• EXERCISE OBJECTIVE
Where a line holds the string "Labor", return that line.

##### RECORDS PROVIDED

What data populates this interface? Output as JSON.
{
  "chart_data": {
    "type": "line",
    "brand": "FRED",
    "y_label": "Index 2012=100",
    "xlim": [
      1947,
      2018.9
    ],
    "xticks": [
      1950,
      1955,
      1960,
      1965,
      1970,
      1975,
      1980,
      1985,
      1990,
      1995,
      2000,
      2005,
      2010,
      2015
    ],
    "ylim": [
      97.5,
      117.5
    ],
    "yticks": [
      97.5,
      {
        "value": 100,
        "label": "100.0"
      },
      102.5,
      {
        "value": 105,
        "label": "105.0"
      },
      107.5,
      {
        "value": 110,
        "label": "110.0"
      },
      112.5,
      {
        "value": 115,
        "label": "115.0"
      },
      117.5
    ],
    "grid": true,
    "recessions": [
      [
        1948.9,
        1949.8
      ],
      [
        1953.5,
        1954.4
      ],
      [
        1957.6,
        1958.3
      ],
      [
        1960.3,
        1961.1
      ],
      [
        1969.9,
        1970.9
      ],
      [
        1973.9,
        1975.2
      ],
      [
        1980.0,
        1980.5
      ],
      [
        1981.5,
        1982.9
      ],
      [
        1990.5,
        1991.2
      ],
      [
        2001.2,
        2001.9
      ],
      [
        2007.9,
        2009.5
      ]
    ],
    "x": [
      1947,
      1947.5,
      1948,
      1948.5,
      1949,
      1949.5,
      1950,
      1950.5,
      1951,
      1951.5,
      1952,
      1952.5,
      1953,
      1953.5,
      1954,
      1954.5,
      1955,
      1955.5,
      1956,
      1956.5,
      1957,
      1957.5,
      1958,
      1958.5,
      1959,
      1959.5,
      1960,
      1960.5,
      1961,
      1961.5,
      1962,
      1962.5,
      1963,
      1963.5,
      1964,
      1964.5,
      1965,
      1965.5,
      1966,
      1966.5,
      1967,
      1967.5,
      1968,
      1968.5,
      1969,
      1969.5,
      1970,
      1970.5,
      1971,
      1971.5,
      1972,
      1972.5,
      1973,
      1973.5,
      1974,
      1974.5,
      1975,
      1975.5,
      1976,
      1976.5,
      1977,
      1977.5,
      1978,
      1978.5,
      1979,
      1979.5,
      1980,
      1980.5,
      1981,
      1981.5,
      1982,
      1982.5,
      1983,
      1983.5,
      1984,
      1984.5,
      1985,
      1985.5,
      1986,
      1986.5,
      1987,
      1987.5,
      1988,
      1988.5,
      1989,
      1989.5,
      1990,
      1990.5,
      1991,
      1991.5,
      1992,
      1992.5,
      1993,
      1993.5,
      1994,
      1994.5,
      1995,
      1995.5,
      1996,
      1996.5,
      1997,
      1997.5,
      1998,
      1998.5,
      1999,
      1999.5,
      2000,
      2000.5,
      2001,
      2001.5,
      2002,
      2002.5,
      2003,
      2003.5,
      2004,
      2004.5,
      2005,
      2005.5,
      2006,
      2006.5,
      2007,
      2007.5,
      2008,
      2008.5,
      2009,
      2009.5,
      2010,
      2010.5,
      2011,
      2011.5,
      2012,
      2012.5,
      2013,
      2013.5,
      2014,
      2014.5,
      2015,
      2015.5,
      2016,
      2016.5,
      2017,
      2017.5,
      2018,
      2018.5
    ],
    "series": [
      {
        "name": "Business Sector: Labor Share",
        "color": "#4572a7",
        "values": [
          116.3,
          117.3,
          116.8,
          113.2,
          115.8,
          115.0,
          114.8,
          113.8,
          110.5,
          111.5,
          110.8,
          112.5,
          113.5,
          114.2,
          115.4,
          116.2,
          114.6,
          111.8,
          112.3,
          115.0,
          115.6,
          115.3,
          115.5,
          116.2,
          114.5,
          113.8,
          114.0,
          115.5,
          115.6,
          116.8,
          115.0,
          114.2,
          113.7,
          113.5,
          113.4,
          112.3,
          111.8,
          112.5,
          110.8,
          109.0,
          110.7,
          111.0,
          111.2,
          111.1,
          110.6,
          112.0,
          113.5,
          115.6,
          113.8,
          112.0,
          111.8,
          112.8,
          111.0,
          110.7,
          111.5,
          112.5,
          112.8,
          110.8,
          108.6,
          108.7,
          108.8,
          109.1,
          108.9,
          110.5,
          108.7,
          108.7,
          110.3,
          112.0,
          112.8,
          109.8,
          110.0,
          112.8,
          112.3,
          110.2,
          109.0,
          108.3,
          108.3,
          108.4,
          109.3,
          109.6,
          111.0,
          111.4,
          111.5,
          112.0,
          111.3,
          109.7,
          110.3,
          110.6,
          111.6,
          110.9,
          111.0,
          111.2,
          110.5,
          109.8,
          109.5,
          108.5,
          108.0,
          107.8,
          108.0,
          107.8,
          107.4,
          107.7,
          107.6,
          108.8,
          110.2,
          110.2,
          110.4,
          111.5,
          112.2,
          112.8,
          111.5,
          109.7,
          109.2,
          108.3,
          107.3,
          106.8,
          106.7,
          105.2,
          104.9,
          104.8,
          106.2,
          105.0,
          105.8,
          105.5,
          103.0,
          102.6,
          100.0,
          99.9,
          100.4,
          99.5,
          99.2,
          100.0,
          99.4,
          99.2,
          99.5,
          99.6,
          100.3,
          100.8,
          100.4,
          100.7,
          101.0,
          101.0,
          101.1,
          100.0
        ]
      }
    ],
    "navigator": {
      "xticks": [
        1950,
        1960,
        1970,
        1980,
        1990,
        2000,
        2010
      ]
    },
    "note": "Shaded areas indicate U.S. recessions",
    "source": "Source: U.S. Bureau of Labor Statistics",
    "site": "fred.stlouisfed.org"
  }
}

##########

• SOLUTION TO THE PROBLEM
        "name": "Business Sector: Labor Share",
    "source": "Source: U.S. Bureau of Labor Statistics",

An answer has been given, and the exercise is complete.